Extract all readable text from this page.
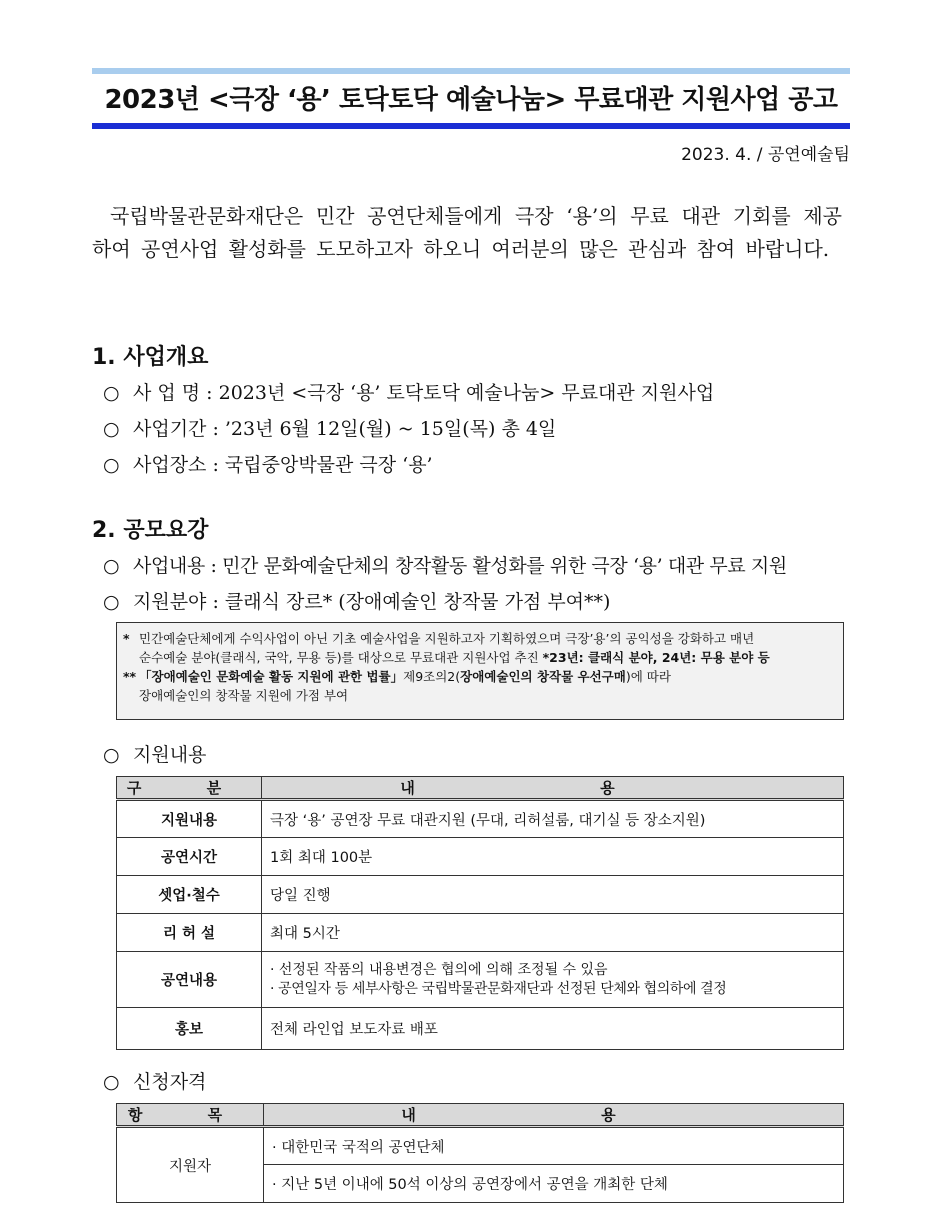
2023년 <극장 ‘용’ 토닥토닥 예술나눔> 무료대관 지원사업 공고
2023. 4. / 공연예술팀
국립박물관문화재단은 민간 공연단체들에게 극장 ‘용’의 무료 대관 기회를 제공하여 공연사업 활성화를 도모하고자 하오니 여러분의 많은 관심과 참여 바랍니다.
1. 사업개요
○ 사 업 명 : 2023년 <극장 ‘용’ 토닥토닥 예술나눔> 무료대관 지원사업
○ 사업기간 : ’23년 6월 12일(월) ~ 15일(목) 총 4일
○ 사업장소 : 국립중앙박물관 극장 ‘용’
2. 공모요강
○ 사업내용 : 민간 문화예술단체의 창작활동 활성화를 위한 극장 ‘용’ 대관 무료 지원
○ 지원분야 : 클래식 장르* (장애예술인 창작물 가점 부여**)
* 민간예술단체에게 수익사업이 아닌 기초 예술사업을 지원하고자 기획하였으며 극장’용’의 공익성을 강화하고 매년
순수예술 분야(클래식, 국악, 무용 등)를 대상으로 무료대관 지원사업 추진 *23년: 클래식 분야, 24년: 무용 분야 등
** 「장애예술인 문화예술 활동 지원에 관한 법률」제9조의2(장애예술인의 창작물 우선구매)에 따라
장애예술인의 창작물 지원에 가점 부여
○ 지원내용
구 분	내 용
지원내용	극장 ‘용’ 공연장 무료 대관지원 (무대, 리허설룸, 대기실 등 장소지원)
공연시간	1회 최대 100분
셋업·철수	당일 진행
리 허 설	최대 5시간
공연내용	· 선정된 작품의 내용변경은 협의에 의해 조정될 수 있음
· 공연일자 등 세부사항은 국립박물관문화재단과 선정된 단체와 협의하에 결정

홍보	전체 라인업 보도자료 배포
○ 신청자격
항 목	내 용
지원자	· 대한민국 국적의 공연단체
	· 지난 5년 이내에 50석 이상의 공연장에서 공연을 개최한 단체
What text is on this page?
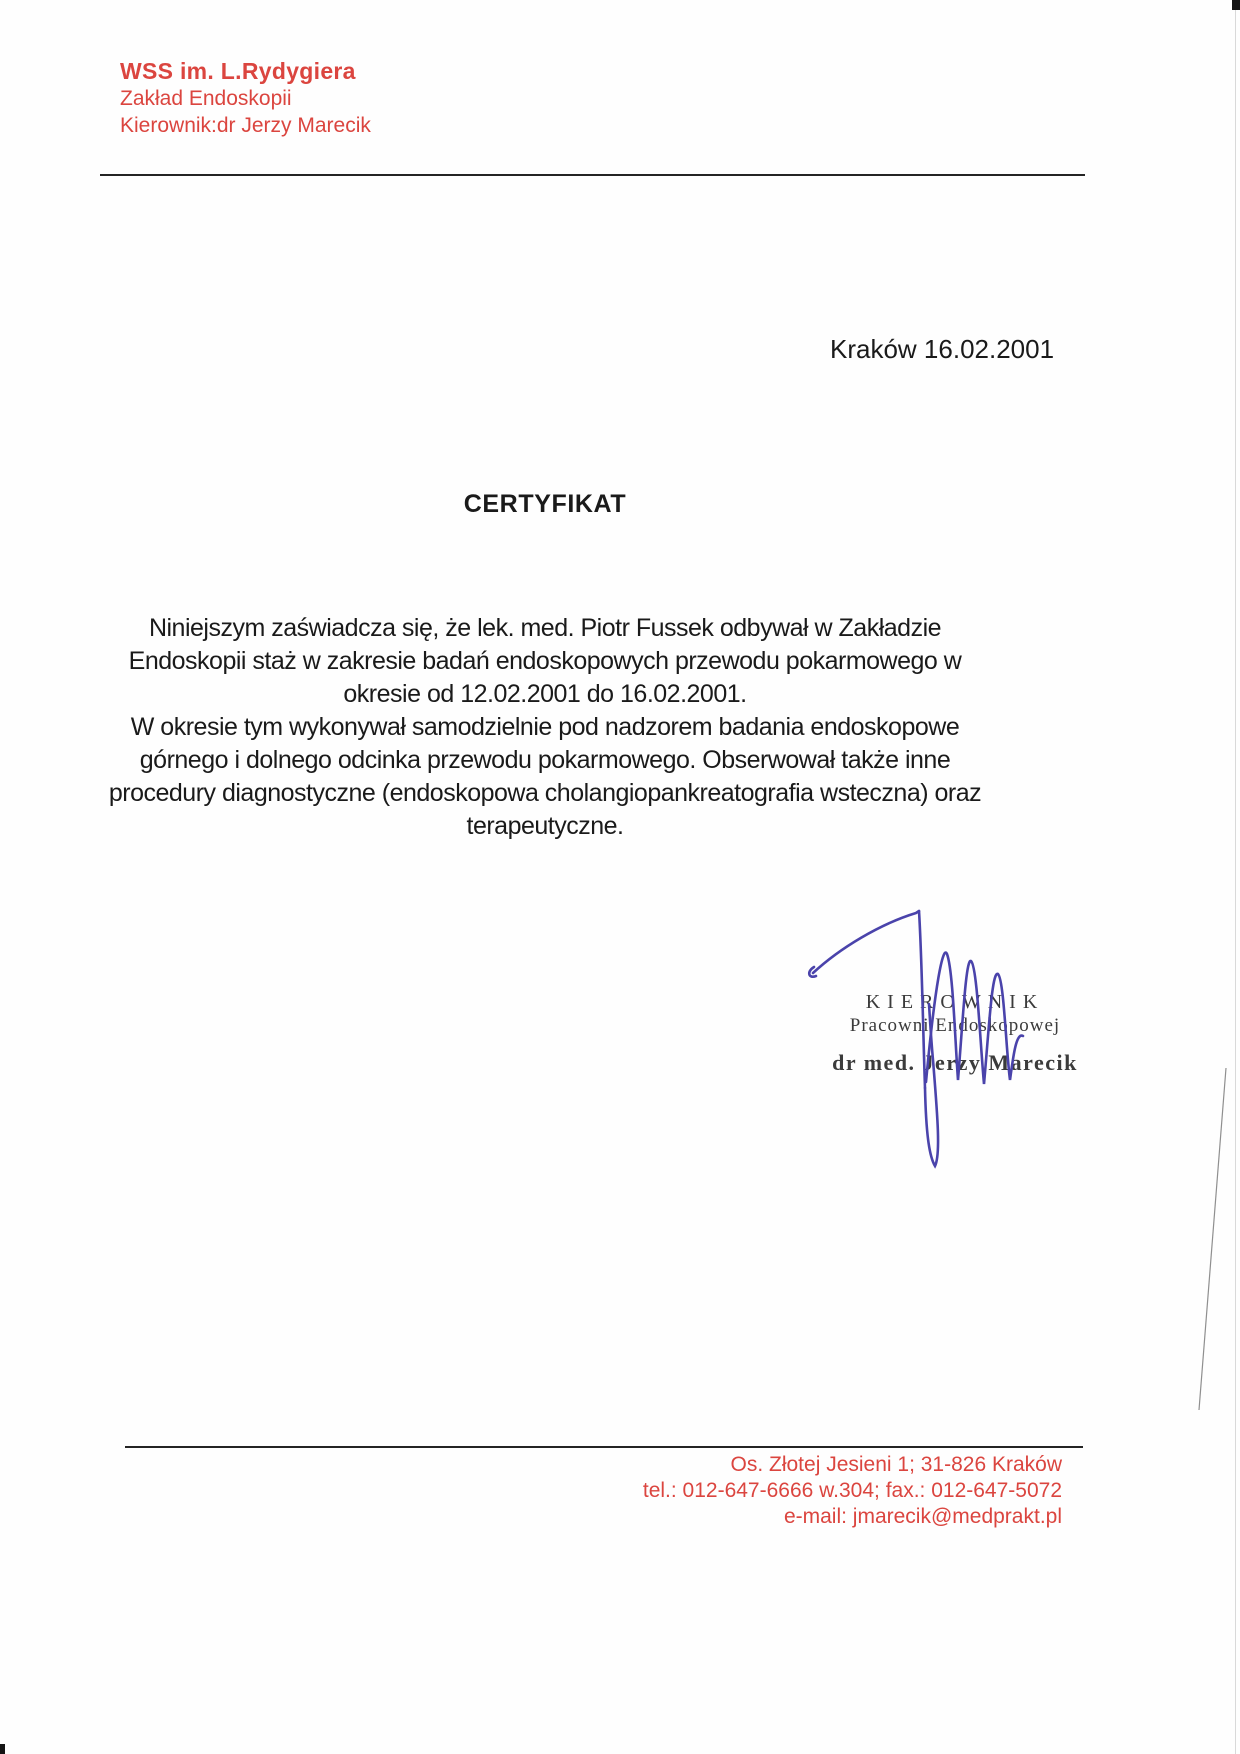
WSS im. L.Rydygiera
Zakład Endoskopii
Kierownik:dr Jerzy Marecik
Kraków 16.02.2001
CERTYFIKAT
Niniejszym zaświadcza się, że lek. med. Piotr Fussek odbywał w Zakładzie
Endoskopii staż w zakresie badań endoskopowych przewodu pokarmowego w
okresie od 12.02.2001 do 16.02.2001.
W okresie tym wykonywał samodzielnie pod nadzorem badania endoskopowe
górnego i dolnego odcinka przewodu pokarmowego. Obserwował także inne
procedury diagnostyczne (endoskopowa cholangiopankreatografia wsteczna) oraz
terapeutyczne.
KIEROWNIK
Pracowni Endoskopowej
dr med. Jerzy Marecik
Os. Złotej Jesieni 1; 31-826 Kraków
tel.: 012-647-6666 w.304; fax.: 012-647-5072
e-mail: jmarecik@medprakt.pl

+---+

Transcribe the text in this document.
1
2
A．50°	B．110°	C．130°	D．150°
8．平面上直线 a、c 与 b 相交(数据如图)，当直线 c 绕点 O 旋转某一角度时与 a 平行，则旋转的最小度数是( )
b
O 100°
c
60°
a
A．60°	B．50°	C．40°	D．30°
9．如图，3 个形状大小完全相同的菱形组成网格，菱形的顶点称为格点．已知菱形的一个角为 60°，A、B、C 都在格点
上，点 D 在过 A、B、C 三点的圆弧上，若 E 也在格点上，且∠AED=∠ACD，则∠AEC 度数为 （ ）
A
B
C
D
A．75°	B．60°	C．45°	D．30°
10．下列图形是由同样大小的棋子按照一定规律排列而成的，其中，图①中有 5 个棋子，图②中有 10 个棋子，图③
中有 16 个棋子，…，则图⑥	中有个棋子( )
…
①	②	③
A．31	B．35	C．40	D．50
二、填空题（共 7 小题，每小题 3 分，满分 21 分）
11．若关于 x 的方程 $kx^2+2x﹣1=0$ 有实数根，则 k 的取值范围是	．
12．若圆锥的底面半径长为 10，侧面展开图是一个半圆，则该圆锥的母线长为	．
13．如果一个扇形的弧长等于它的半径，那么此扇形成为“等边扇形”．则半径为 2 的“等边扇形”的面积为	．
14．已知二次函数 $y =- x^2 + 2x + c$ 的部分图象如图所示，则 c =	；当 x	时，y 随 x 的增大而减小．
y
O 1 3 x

+---+

## [REQUIREMENTS]
Count how many lines include the string "okresie". Nothing but the number is needed.

## [ANSWER TO THE TASK]
2